>>>
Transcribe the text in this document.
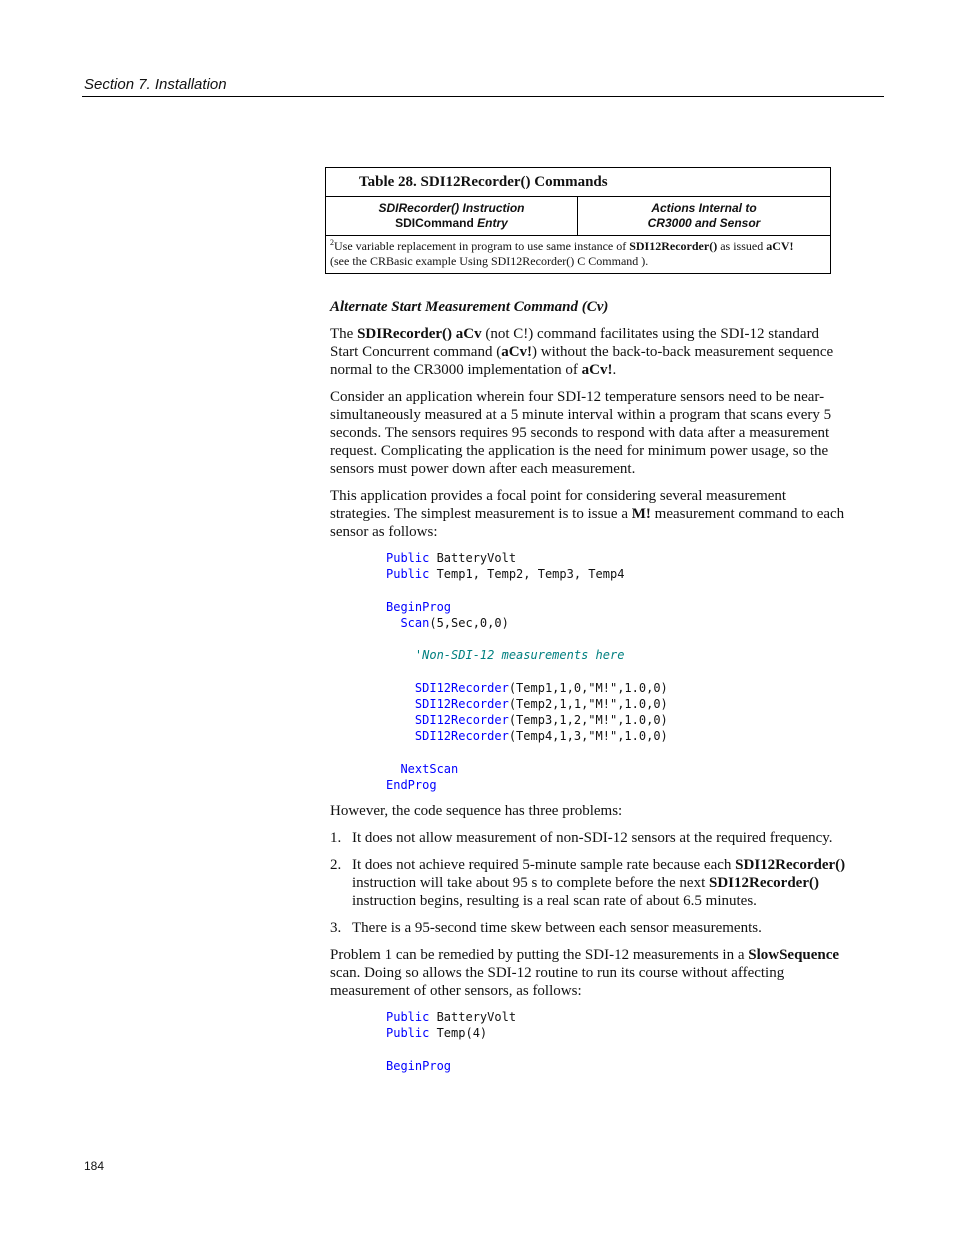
Section 7. Installation
Table 28. SDI12Recorder() Commands
SDIRecorder() Instruction
SDICommand Entry
Actions Internal to
CR3000 and Sensor
$^2$Use variable replacement in program to use same instance of SDI12Recorder() as issued aCV!
(see the CRBasic example Using SDI12Recorder() C Command ).
Alternate Start Measurement Command (Cv)

The SDIRecorder() aCv (not C!) command facilitates using the SDI-12 standard Start Concurrent command (aCv!) without the back-to-back measurement sequence normal to the CR3000 implementation of aCv!.

Consider an application wherein four SDI-12 temperature sensors need to be near-simultaneously measured at a 5 minute interval within a program that scans every 5 seconds. The sensors requires 95 seconds to respond with data after a measurement request. Complicating the application is the need for minimum power usage, so the sensors must power down after each measurement.

This application provides a focal point for considering several measurement strategies. The simplest measurement is to issue a M! measurement command to each sensor as follows:

Public BatteryVolt
Public Temp1, Temp2, Temp3, Temp4

BeginProg
Scan(5,Sec,0,0)

'Non-SDI-12 measurements here

SDI12Recorder(Temp1,1,0,"M!",1.0,0)
SDI12Recorder(Temp2,1,1,"M!",1.0,0)
SDI12Recorder(Temp3,1,2,"M!",1.0,0)
SDI12Recorder(Temp4,1,3,"M!",1.0,0)

NextScan
EndProg

However, the code sequence has three problems:

1. It does not allow measurement of non-SDI-12 sensors at the required frequency.
2. It does not achieve required 5-minute sample rate because each SDI12Recorder() instruction will take about 95 s to complete before the next SDI12Recorder() instruction begins, resulting is a real scan rate of about 6.5 minutes.
3. There is a 95-second time skew between each sensor measurements.

Problem 1 can be remedied by putting the SDI-12 measurements in a SlowSequence scan. Doing so allows the SDI-12 routine to run its course without affecting measurement of other sensors, as follows:

Public BatteryVolt
Public Temp(4)

BeginProg
184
<<<
• Written problem
Restate the entire listing word for word, excluding pictures.

• Output for this task
Transcribe the text in this document.
Section 7. Installation
Table 28. SDI12Recorder() Commands
SDIRecorder() Instruction
SDICommand Entry
Actions Internal to
CR3000 and Sensor
$^2$Use variable replacement in program to use same instance of SDI12Recorder() as issued aCV!
(see the CRBasic example Using SDI12Recorder() C Command ).
Alternate Start Measurement Command (Cv)

The SDIRecorder() aCv (not C!) command facilitates using the SDI-12 standard Start Concurrent command (aCv!) without the back-to-back measurement sequence normal to the CR3000 implementation of aCv!.

Consider an application wherein four SDI-12 temperature sensors need to be near-simultaneously measured at a 5 minute interval within a program that scans every 5 seconds. The sensors requires 95 seconds to respond with data after a measurement request. Complicating the application is the need for minimum power usage, so the sensors must power down after each measurement.

This application provides a focal point for considering several measurement strategies. The simplest measurement is to issue a M! measurement command to each sensor as follows:

Public BatteryVolt
Public Temp1, Temp2, Temp3, Temp4

BeginProg
Scan(5,Sec,0,0)

'Non-SDI-12 measurements here

SDI12Recorder(Temp1,1,0,"M!",1.0,0)
SDI12Recorder(Temp2,1,1,"M!",1.0,0)
SDI12Recorder(Temp3,1,2,"M!",1.0,0)
SDI12Recorder(Temp4,1,3,"M!",1.0,0)

NextScan
EndProg

However, the code sequence has three problems:

1. It does not allow measurement of non-SDI-12 sensors at the required frequency.
2. It does not achieve required 5-minute sample rate because each SDI12Recorder() instruction will take about 95 s to complete before the next SDI12Recorder() instruction begins, resulting is a real scan rate of about 6.5 minutes.
3. There is a 95-second time skew between each sensor measurements.

Problem 1 can be remedied by putting the SDI-12 measurements in a SlowSequence scan. Doing so allows the SDI-12 routine to run its course without affecting measurement of other sensors, as follows:

Public BatteryVolt
Public Temp(4)

BeginProg
184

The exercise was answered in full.